- _Exercise requirements_: The listing below is to be output in its exact form.

— begin —

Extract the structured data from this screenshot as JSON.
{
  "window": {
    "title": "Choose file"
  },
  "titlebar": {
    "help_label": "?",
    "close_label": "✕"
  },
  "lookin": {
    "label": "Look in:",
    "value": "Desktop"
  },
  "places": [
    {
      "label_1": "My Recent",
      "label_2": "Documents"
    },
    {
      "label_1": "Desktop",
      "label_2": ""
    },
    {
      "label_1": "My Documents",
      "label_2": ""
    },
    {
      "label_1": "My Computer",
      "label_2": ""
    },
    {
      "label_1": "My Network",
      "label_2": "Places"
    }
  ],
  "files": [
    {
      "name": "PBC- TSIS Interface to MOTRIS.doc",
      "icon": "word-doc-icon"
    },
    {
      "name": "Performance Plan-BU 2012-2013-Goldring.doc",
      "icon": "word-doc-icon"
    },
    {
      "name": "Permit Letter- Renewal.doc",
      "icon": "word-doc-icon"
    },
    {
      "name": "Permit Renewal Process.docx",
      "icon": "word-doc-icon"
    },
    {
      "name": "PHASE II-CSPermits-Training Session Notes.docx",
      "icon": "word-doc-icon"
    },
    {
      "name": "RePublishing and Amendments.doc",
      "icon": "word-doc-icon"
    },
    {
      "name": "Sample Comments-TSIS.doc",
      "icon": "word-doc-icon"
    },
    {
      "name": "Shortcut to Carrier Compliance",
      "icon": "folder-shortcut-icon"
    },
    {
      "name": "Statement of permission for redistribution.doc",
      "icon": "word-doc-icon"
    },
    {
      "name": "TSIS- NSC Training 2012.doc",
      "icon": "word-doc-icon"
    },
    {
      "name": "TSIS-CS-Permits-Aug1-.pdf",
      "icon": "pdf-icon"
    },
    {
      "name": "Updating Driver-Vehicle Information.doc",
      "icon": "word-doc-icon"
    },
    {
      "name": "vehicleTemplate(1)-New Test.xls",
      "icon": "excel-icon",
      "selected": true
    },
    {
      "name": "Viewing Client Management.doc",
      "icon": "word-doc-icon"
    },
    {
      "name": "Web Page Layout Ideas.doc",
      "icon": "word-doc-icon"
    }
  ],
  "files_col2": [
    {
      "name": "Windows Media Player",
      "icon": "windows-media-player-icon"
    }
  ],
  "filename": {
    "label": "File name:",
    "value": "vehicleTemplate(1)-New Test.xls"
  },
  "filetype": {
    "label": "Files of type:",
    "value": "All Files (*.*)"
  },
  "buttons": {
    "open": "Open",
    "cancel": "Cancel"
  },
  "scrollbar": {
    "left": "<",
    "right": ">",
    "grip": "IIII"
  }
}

— end —

- _Expected output_:
Extract the structured data from this screenshot as JSON.
{
  "window": {
    "title": "Choose file"
  },
  "titlebar": {
    "help_label": "?",
    "close_label": "✕"
  },
  "lookin": {
    "label": "Look in:",
    "value": "Desktop"
  },
  "places": [
    {
      "label_1": "My Recent",
      "label_2": "Documents"
    },
    {
      "label_1": "Desktop",
      "label_2": ""
    },
    {
      "label_1": "My Documents",
      "label_2": ""
    },
    {
      "label_1": "My Computer",
      "label_2": ""
    },
    {
      "label_1": "My Network",
      "label_2": "Places"
    }
  ],
  "files": [
    {
      "name": "PBC- TSIS Interface to MOTRIS.doc",
      "icon": "word-doc-icon"
    },
    {
      "name": "Performance Plan-BU 2012-2013-Goldring.doc",
      "icon": "word-doc-icon"
    },
    {
      "name": "Permit Letter- Renewal.doc",
      "icon": "word-doc-icon"
    },
    {
      "name": "Permit Renewal Process.docx",
      "icon": "word-doc-icon"
    },
    {
      "name": "PHASE II-CSPermits-Training Session Notes.docx",
      "icon": "word-doc-icon"
    },
    {
      "name": "RePublishing and Amendments.doc",
      "icon": "word-doc-icon"
    },
    {
      "name": "Sample Comments-TSIS.doc",
      "icon": "word-doc-icon"
    },
    {
      "name": "Shortcut to Carrier Compliance",
      "icon": "folder-shortcut-icon"
    },
    {
      "name": "Statement of permission for redistribution.doc",
      "icon": "word-doc-icon"
    },
    {
      "name": "TSIS- NSC Training 2012.doc",
      "icon": "word-doc-icon"
    },
    {
      "name": "TSIS-CS-Permits-Aug1-.pdf",
      "icon": "pdf-icon"
    },
    {
      "name": "Updating Driver-Vehicle Information.doc",
      "icon": "word-doc-icon"
    },
    {
      "name": "vehicleTemplate(1)-New Test.xls",
      "icon": "excel-icon",
      "selected": true
    },
    {
      "name": "Viewing Client Management.doc",
      "icon": "word-doc-icon"
    },
    {
      "name": "Web Page Layout Ideas.doc",
      "icon": "word-doc-icon"
    }
  ],
  "files_col2": [
    {
      "name": "Windows Media Player",
      "icon": "windows-media-player-icon"
    }
  ],
  "filename": {
    "label": "File name:",
    "value": "vehicleTemplate(1)-New Test.xls"
  },
  "filetype": {
    "label": "Files of type:",
    "value": "All Files (*.*)"
  },
  "buttons": {
    "open": "Open",
    "cancel": "Cancel"
  },
  "scrollbar": {
    "left": "<",
    "right": ">",
    "grip": "IIII"
  }
}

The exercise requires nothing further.